=== TASK TO CARRY OUT ===
What is the number of lines in the data holding the word "Utility"? Give that number by itself.

=== EXTRACTED DATA ===

################

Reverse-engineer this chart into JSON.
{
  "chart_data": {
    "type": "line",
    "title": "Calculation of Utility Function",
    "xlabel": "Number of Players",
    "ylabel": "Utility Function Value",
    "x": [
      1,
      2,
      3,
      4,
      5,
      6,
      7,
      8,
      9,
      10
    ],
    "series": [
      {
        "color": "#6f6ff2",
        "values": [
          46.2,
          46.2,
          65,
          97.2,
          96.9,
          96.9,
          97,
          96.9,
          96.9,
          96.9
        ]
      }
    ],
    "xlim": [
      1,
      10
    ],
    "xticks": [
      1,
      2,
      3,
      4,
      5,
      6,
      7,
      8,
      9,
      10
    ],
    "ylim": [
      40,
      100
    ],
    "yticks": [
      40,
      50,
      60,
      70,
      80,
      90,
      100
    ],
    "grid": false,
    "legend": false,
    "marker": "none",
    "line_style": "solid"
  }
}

################

=== RESULT BELOW ===
2